— Begin INFORMATION SUPPLIED —

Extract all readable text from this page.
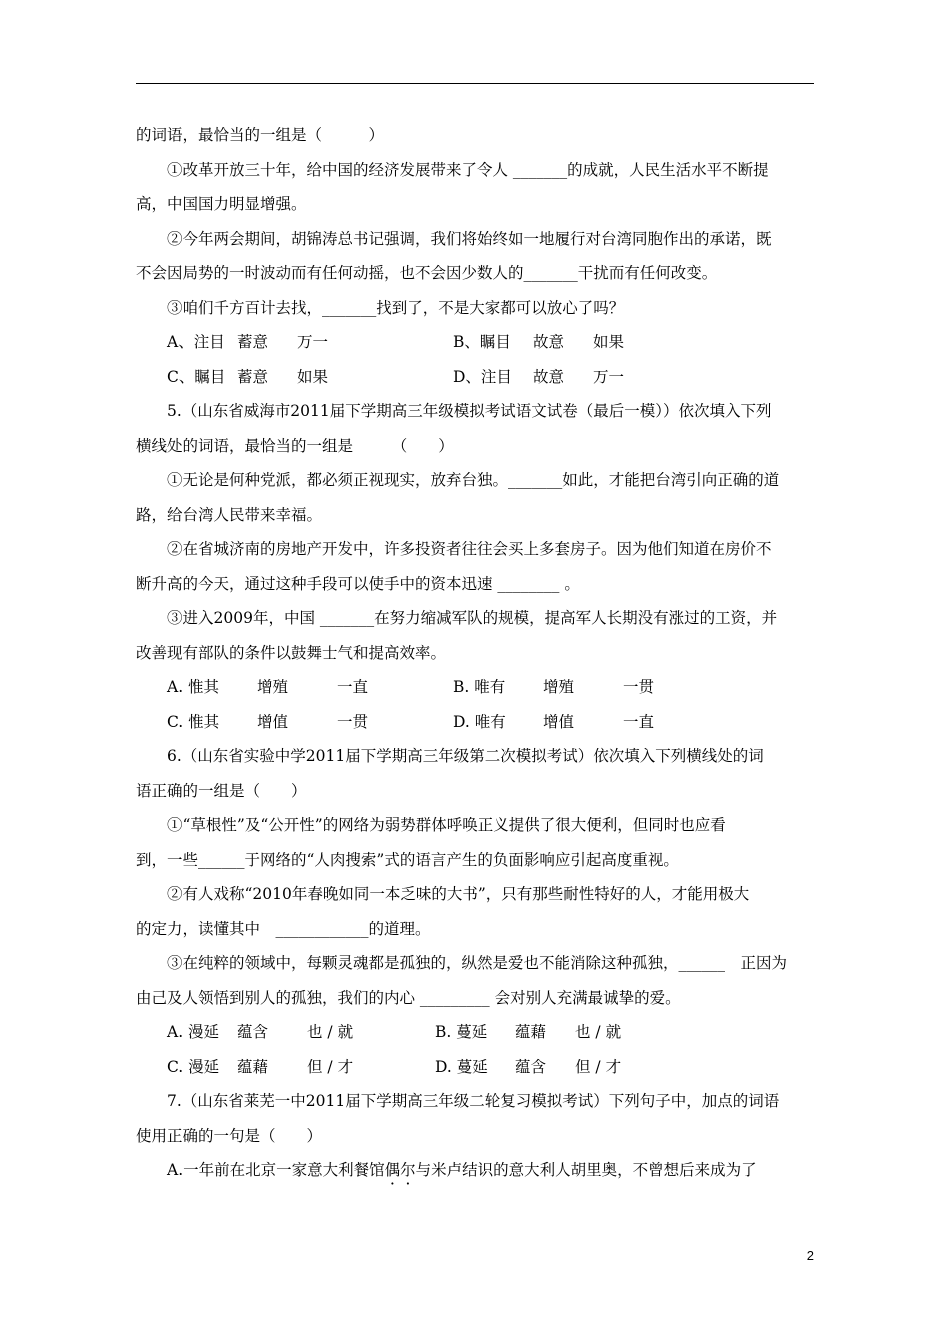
的词语，最恰当的一组是（　　　）
①改革开放三十年，给中国的经济发展带来了令人 _______的成就，人民生活水平不断提
高，中国国力明显增强。
②今年两会期间，胡锦涛总书记强调，我们将始终如一地履行对台湾同胞作出的承诺，既
不会因局势的一时波动而有任何动摇，也不会因少数人的_______干扰而有任何改变。
③咱们千方百计去找，_______找到了，不是大家都可以放心了吗？
A、注目 蓄意	万一	B、瞩目	故意	如果
C、瞩目 蓄意	如果	D、注目	故意	万一
5.（山东省威海市2011届下学期高三年级模拟考试语文试卷（最后一模））依次填入下列
横线处的词语，最恰当的一组是　　　（　　）
①无论是何种党派，都必须正视现实，放弃台独。_______如此，才能把台湾引向正确的道
路，给台湾人民带来幸福。
②在省城济南的房地产开发中，许多投资者往往会买上多套房子。因为他们知道在房价不
断升高的今天，通过这种手段可以使手中的资本迅速 ________ 。
③进入2009年，中国 _______在努力缩减军队的规模，提高军人长期没有涨过的工资，并
改善现有部队的条件以鼓舞士气和提高效率。
A. 惟其	增殖	一直	B. 唯有	增殖	一贯
C. 惟其	增值	一贯	D. 唯有	增值	一直
6.（山东省实验中学2011届下学期高三年级第二次模拟考试）依次填入下列横线处的词
语正确的一组是（　　）
①“草根性”及“公开性”的网络为弱势群体呼唤正义提供了很大便利，但同时也应看
到，一些______于网络的“人肉搜索”式的语言产生的负面影响应引起高度重视。
②有人戏称“2010年春晚如同一本乏味的大书”，只有那些耐性特好的人，才能用极大
的定力，读懂其中　____________的道理。
③在纯粹的领域中，每颗灵魂都是孤独的，纵然是爱也不能消除这种孤独，______　正因为
由己及人领悟到别人的孤独，我们的内心 _________ 会对别人充满最诚挚的爱。
A. 漫延	蕴含	也 / 就	B. 蔓延	蕴藉	也 / 就
C. 漫延	蕴藉	但 / 才	D. 蔓延	蕴含	但 / 才
7.（山东省莱芜一中2011届下学期高三年级二轮复习模拟考试）下列句子中，加点的词语
使用正确的一句是（　　）
A.一年前在北京一家意大利餐馆偶尔与米卢结识的意大利人胡里奥，不曾想后来成为了
2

— End INFORMATION SUPPLIED —

• **PROBLEM REQUIREMENTS**
Above are records to transcribe exactly; leave their pictures out.

• **WRITTEN REPLY**
Extract all readable text from this page.
的词语，最恰当的一组是（　　　）
①改革开放三十年，给中国的经济发展带来了令人 _______的成就，人民生活水平不断提
高，中国国力明显增强。
②今年两会期间，胡锦涛总书记强调，我们将始终如一地履行对台湾同胞作出的承诺，既
不会因局势的一时波动而有任何动摇，也不会因少数人的_______干扰而有任何改变。
③咱们千方百计去找，_______找到了，不是大家都可以放心了吗？
A、注目 蓄意	万一	B、瞩目	故意	如果
C、瞩目 蓄意	如果	D、注目	故意	万一
5.（山东省威海市2011届下学期高三年级模拟考试语文试卷（最后一模））依次填入下列
横线处的词语，最恰当的一组是　　　（　　）
①无论是何种党派，都必须正视现实，放弃台独。_______如此，才能把台湾引向正确的道
路，给台湾人民带来幸福。
②在省城济南的房地产开发中，许多投资者往往会买上多套房子。因为他们知道在房价不
断升高的今天，通过这种手段可以使手中的资本迅速 ________ 。
③进入2009年，中国 _______在努力缩减军队的规模，提高军人长期没有涨过的工资，并
改善现有部队的条件以鼓舞士气和提高效率。
A. 惟其	增殖	一直	B. 唯有	增殖	一贯
C. 惟其	增值	一贯	D. 唯有	增值	一直
6.（山东省实验中学2011届下学期高三年级第二次模拟考试）依次填入下列横线处的词
语正确的一组是（　　）
①“草根性”及“公开性”的网络为弱势群体呼唤正义提供了很大便利，但同时也应看
到，一些______于网络的“人肉搜索”式的语言产生的负面影响应引起高度重视。
②有人戏称“2010年春晚如同一本乏味的大书”，只有那些耐性特好的人，才能用极大
的定力，读懂其中　____________的道理。
③在纯粹的领域中，每颗灵魂都是孤独的，纵然是爱也不能消除这种孤独，______　正因为
由己及人领悟到别人的孤独，我们的内心 _________ 会对别人充满最诚挚的爱。
A. 漫延	蕴含	也 / 就	B. 蔓延	蕴藉	也 / 就
C. 漫延	蕴藉	但 / 才	D. 蔓延	蕴含	但 / 才
7.（山东省莱芜一中2011届下学期高三年级二轮复习模拟考试）下列句子中，加点的词语
使用正确的一句是（　　）
A.一年前在北京一家意大利餐馆偶尔与米卢结识的意大利人胡里奥，不曾想后来成为了
2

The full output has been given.